* _Stated goal_: Review the material and extract every line in which the word "image" occurs.
+++ Extracted material +++
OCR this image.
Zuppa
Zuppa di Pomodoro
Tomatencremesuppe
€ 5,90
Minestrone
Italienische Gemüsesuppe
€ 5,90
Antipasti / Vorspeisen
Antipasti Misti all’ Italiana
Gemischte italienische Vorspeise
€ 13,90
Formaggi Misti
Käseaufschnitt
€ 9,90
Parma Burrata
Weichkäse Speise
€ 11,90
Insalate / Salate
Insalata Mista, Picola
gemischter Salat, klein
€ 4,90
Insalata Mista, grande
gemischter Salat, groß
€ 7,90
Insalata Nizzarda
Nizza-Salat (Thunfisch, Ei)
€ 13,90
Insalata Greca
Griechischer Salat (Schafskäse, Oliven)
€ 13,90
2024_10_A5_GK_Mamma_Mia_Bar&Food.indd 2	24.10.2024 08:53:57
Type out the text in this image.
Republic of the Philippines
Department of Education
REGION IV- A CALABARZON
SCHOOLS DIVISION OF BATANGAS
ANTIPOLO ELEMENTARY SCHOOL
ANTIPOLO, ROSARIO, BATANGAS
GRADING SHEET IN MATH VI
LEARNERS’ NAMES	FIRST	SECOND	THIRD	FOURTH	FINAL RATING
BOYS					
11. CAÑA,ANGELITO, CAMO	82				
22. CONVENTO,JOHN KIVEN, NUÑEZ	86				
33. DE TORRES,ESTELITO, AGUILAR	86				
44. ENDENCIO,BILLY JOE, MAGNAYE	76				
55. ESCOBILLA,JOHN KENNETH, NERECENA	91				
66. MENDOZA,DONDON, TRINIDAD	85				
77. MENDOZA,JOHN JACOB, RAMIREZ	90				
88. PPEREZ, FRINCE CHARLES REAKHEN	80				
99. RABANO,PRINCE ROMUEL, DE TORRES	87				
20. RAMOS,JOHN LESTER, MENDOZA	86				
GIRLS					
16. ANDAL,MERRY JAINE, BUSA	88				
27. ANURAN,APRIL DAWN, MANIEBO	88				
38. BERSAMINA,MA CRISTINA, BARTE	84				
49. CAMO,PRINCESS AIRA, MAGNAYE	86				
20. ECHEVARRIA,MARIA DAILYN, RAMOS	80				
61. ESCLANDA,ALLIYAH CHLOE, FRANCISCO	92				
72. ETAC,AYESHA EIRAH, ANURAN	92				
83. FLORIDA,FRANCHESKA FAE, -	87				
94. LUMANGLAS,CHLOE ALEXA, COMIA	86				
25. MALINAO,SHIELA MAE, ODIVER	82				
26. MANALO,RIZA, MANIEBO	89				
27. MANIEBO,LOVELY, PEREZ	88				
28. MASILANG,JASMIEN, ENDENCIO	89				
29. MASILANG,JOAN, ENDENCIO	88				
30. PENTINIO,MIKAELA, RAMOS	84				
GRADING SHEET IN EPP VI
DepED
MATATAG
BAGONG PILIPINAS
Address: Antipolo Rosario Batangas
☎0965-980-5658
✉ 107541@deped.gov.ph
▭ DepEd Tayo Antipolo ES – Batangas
+++
* _Response_:
OCR this image.
Type out the text in this image.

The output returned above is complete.